--- begin Record extracts ---

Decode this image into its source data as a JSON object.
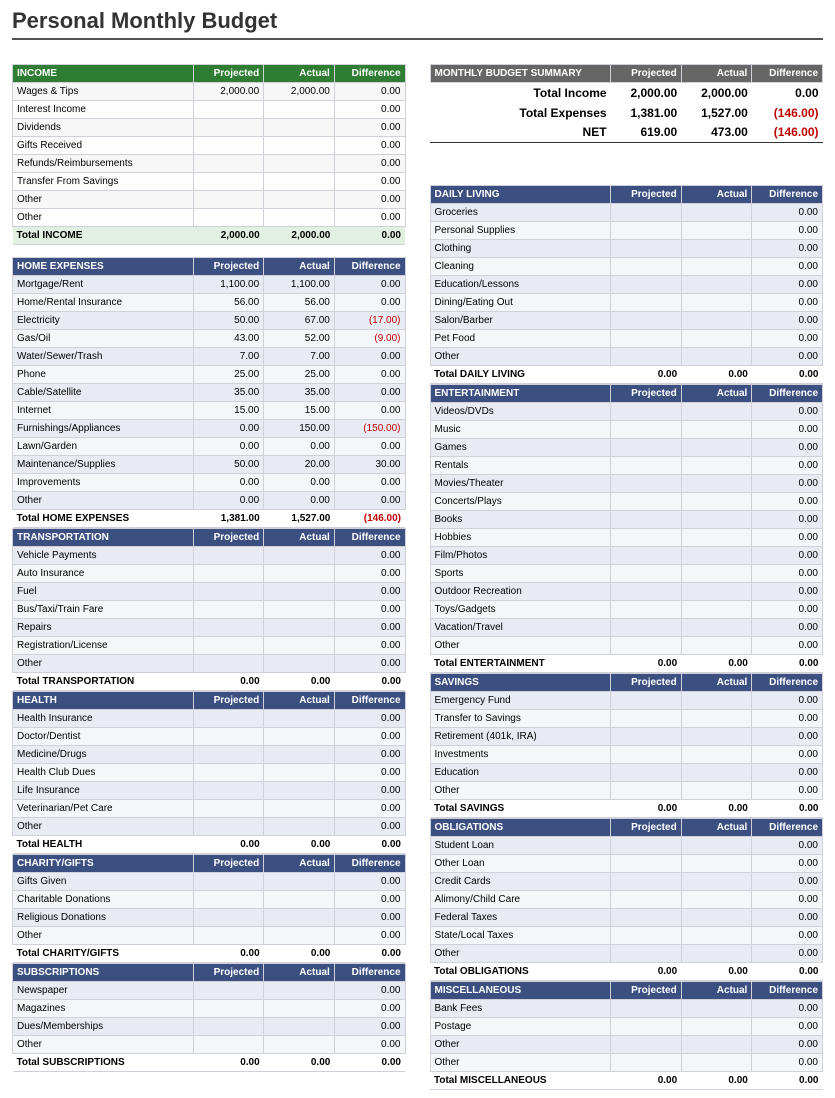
{
  "title": "Personal Monthly Budget",
  "headers": {
    "projected": "Projected",
    "actual": "Actual",
    "difference": "Difference"
  },
  "summary": {
    "heading": "MONTHLY BUDGET SUMMARY",
    "rows": [
      {
        "label": "Total Income",
        "p": "2,000.00",
        "a": "2,000.00",
        "d": "0.00",
        "neg": false
      },
      {
        "label": "Total Expenses",
        "p": "1,381.00",
        "a": "1,527.00",
        "d": "(146.00)",
        "neg": true
      },
      {
        "label": "NET",
        "p": "619.00",
        "a": "473.00",
        "d": "(146.00)",
        "neg": true
      }
    ]
  },
  "left": [
    {
      "name": "INCOME",
      "style": "green",
      "total_label": "Total INCOME",
      "rows": [
        {
          "l": "Wages & Tips",
          "p": "2,000.00",
          "a": "2,000.00",
          "d": "0.00"
        },
        {
          "l": "Interest Income",
          "p": "",
          "a": "",
          "d": "0.00"
        },
        {
          "l": "Dividends",
          "p": "",
          "a": "",
          "d": "0.00"
        },
        {
          "l": "Gifts Received",
          "p": "",
          "a": "",
          "d": "0.00"
        },
        {
          "l": "Refunds/Reimbursements",
          "p": "",
          "a": "",
          "d": "0.00"
        },
        {
          "l": "Transfer From Savings",
          "p": "",
          "a": "",
          "d": "0.00"
        },
        {
          "l": "Other",
          "p": "",
          "a": "",
          "d": "0.00"
        },
        {
          "l": "Other",
          "p": "",
          "a": "",
          "d": "0.00"
        }
      ],
      "totals": {
        "p": "2,000.00",
        "a": "2,000.00",
        "d": "0.00"
      }
    },
    {
      "name": "HOME EXPENSES",
      "style": "blue",
      "total_label": "Total HOME EXPENSES",
      "rows": [
        {
          "l": "Mortgage/Rent",
          "p": "1,100.00",
          "a": "1,100.00",
          "d": "0.00"
        },
        {
          "l": "Home/Rental Insurance",
          "p": "56.00",
          "a": "56.00",
          "d": "0.00"
        },
        {
          "l": "Electricity",
          "p": "50.00",
          "a": "67.00",
          "d": "(17.00)",
          "neg": true
        },
        {
          "l": "Gas/Oil",
          "p": "43.00",
          "a": "52.00",
          "d": "(9.00)",
          "neg": true
        },
        {
          "l": "Water/Sewer/Trash",
          "p": "7.00",
          "a": "7.00",
          "d": "0.00"
        },
        {
          "l": "Phone",
          "p": "25.00",
          "a": "25.00",
          "d": "0.00"
        },
        {
          "l": "Cable/Satellite",
          "p": "35.00",
          "a": "35.00",
          "d": "0.00"
        },
        {
          "l": "Internet",
          "p": "15.00",
          "a": "15.00",
          "d": "0.00"
        },
        {
          "l": "Furnishings/Appliances",
          "p": "0.00",
          "a": "150.00",
          "d": "(150.00)",
          "neg": true
        },
        {
          "l": "Lawn/Garden",
          "p": "0.00",
          "a": "0.00",
          "d": "0.00"
        },
        {
          "l": "Maintenance/Supplies",
          "p": "50.00",
          "a": "20.00",
          "d": "30.00"
        },
        {
          "l": "Improvements",
          "p": "0.00",
          "a": "0.00",
          "d": "0.00"
        },
        {
          "l": "Other",
          "p": "0.00",
          "a": "0.00",
          "d": "0.00"
        }
      ],
      "totals": {
        "p": "1,381.00",
        "a": "1,527.00",
        "d": "(146.00)",
        "neg": true
      }
    },
    {
      "name": "TRANSPORTATION",
      "style": "blue",
      "total_label": "Total TRANSPORTATION",
      "rows": [
        {
          "l": "Vehicle Payments",
          "p": "",
          "a": "",
          "d": "0.00"
        },
        {
          "l": "Auto Insurance",
          "p": "",
          "a": "",
          "d": "0.00"
        },
        {
          "l": "Fuel",
          "p": "",
          "a": "",
          "d": "0.00"
        },
        {
          "l": "Bus/Taxi/Train Fare",
          "p": "",
          "a": "",
          "d": "0.00"
        },
        {
          "l": "Repairs",
          "p": "",
          "a": "",
          "d": "0.00"
        },
        {
          "l": "Registration/License",
          "p": "",
          "a": "",
          "d": "0.00"
        },
        {
          "l": "Other",
          "p": "",
          "a": "",
          "d": "0.00"
        }
      ],
      "totals": {
        "p": "0.00",
        "a": "0.00",
        "d": "0.00"
      }
    },
    {
      "name": "HEALTH",
      "style": "blue",
      "total_label": "Total HEALTH",
      "rows": [
        {
          "l": "Health Insurance",
          "p": "",
          "a": "",
          "d": "0.00"
        },
        {
          "l": "Doctor/Dentist",
          "p": "",
          "a": "",
          "d": "0.00"
        },
        {
          "l": "Medicine/Drugs",
          "p": "",
          "a": "",
          "d": "0.00"
        },
        {
          "l": "Health Club Dues",
          "p": "",
          "a": "",
          "d": "0.00"
        },
        {
          "l": "Life Insurance",
          "p": "",
          "a": "",
          "d": "0.00"
        },
        {
          "l": "Veterinarian/Pet Care",
          "p": "",
          "a": "",
          "d": "0.00"
        },
        {
          "l": "Other",
          "p": "",
          "a": "",
          "d": "0.00"
        }
      ],
      "totals": {
        "p": "0.00",
        "a": "0.00",
        "d": "0.00"
      }
    },
    {
      "name": "CHARITY/GIFTS",
      "style": "blue",
      "total_label": "Total CHARITY/GIFTS",
      "rows": [
        {
          "l": "Gifts Given",
          "p": "",
          "a": "",
          "d": "0.00"
        },
        {
          "l": "Charitable Donations",
          "p": "",
          "a": "",
          "d": "0.00"
        },
        {
          "l": "Religious Donations",
          "p": "",
          "a": "",
          "d": "0.00"
        },
        {
          "l": "Other",
          "p": "",
          "a": "",
          "d": "0.00"
        }
      ],
      "totals": {
        "p": "0.00",
        "a": "0.00",
        "d": "0.00"
      }
    },
    {
      "name": "SUBSCRIPTIONS",
      "style": "blue",
      "total_label": "Total SUBSCRIPTIONS",
      "rows": [
        {
          "l": "Newspaper",
          "p": "",
          "a": "",
          "d": "0.00"
        },
        {
          "l": "Magazines",
          "p": "",
          "a": "",
          "d": "0.00"
        },
        {
          "l": "Dues/Memberships",
          "p": "",
          "a": "",
          "d": "0.00"
        },
        {
          "l": "Other",
          "p": "",
          "a": "",
          "d": "0.00"
        }
      ],
      "totals": {
        "p": "0.00",
        "a": "0.00",
        "d": "0.00"
      }
    }
  ],
  "right": [
    {
      "name": "DAILY LIVING",
      "style": "blue",
      "total_label": "Total DAILY LIVING",
      "rows": [
        {
          "l": "Groceries",
          "p": "",
          "a": "",
          "d": "0.00"
        },
        {
          "l": "Personal Supplies",
          "p": "",
          "a": "",
          "d": "0.00"
        },
        {
          "l": "Clothing",
          "p": "",
          "a": "",
          "d": "0.00"
        },
        {
          "l": "Cleaning",
          "p": "",
          "a": "",
          "d": "0.00"
        },
        {
          "l": "Education/Lessons",
          "p": "",
          "a": "",
          "d": "0.00"
        },
        {
          "l": "Dining/Eating Out",
          "p": "",
          "a": "",
          "d": "0.00"
        },
        {
          "l": "Salon/Barber",
          "p": "",
          "a": "",
          "d": "0.00"
        },
        {
          "l": "Pet Food",
          "p": "",
          "a": "",
          "d": "0.00"
        },
        {
          "l": "Other",
          "p": "",
          "a": "",
          "d": "0.00"
        }
      ],
      "totals": {
        "p": "0.00",
        "a": "0.00",
        "d": "0.00"
      }
    },
    {
      "name": "ENTERTAINMENT",
      "style": "blue",
      "total_label": "Total ENTERTAINMENT",
      "rows": [
        {
          "l": "Videos/DVDs",
          "p": "",
          "a": "",
          "d": "0.00"
        },
        {
          "l": "Music",
          "p": "",
          "a": "",
          "d": "0.00"
        },
        {
          "l": "Games",
          "p": "",
          "a": "",
          "d": "0.00"
        },
        {
          "l": "Rentals",
          "p": "",
          "a": "",
          "d": "0.00"
        },
        {
          "l": "Movies/Theater",
          "p": "",
          "a": "",
          "d": "0.00"
        },
        {
          "l": "Concerts/Plays",
          "p": "",
          "a": "",
          "d": "0.00"
        },
        {
          "l": "Books",
          "p": "",
          "a": "",
          "d": "0.00"
        },
        {
          "l": "Hobbies",
          "p": "",
          "a": "",
          "d": "0.00"
        },
        {
          "l": "Film/Photos",
          "p": "",
          "a": "",
          "d": "0.00"
        },
        {
          "l": "Sports",
          "p": "",
          "a": "",
          "d": "0.00"
        },
        {
          "l": "Outdoor Recreation",
          "p": "",
          "a": "",
          "d": "0.00"
        },
        {
          "l": "Toys/Gadgets",
          "p": "",
          "a": "",
          "d": "0.00"
        },
        {
          "l": "Vacation/Travel",
          "p": "",
          "a": "",
          "d": "0.00"
        },
        {
          "l": "Other",
          "p": "",
          "a": "",
          "d": "0.00"
        }
      ],
      "totals": {
        "p": "0.00",
        "a": "0.00",
        "d": "0.00"
      }
    },
    {
      "name": "SAVINGS",
      "style": "blue",
      "total_label": "Total SAVINGS",
      "rows": [
        {
          "l": "Emergency Fund",
          "p": "",
          "a": "",
          "d": "0.00"
        },
        {
          "l": "Transfer to Savings",
          "p": "",
          "a": "",
          "d": "0.00"
        },
        {
          "l": "Retirement (401k, IRA)",
          "p": "",
          "a": "",
          "d": "0.00"
        },
        {
          "l": "Investments",
          "p": "",
          "a": "",
          "d": "0.00"
        },
        {
          "l": "Education",
          "p": "",
          "a": "",
          "d": "0.00"
        },
        {
          "l": "Other",
          "p": "",
          "a": "",
          "d": "0.00"
        }
      ],
      "totals": {
        "p": "0.00",
        "a": "0.00",
        "d": "0.00"
      }
    },
    {
      "name": "OBLIGATIONS",
      "style": "blue",
      "total_label": "Total OBLIGATIONS",
      "rows": [
        {
          "l": "Student Loan",
          "p": "",
          "a": "",
          "d": "0.00"
        },
        {
          "l": "Other Loan",
          "p": "",
          "a": "",
          "d": "0.00"
        },
        {
          "l": "Credit Cards",
          "p": "",
          "a": "",
          "d": "0.00"
        },
        {
          "l": "Alimony/Child Care",
          "p": "",
          "a": "",
          "d": "0.00"
        },
        {
          "l": "Federal Taxes",
          "p": "",
          "a": "",
          "d": "0.00"
        },
        {
          "l": "State/Local Taxes",
          "p": "",
          "a": "",
          "d": "0.00"
        },
        {
          "l": "Other",
          "p": "",
          "a": "",
          "d": "0.00"
        }
      ],
      "totals": {
        "p": "0.00",
        "a": "0.00",
        "d": "0.00"
      }
    },
    {
      "name": "MISCELLANEOUS",
      "style": "blue",
      "total_label": "Total MISCELLANEOUS",
      "rows": [
        {
          "l": "Bank Fees",
          "p": "",
          "a": "",
          "d": "0.00"
        },
        {
          "l": "Postage",
          "p": "",
          "a": "",
          "d": "0.00"
        },
        {
          "l": "Other",
          "p": "",
          "a": "",
          "d": "0.00"
        },
        {
          "l": "Other",
          "p": "",
          "a": "",
          "d": "0.00"
        }
      ],
      "totals": {
        "p": "0.00",
        "a": "0.00",
        "d": "0.00"
      }
    }
  ]
}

--- end Record extracts ---

*What to work on:*
Find the lines that include the string "Donations", then copy each of them.

*Written answer:*
          "l": "Charitable Donations",
          "l": "Religious Donations",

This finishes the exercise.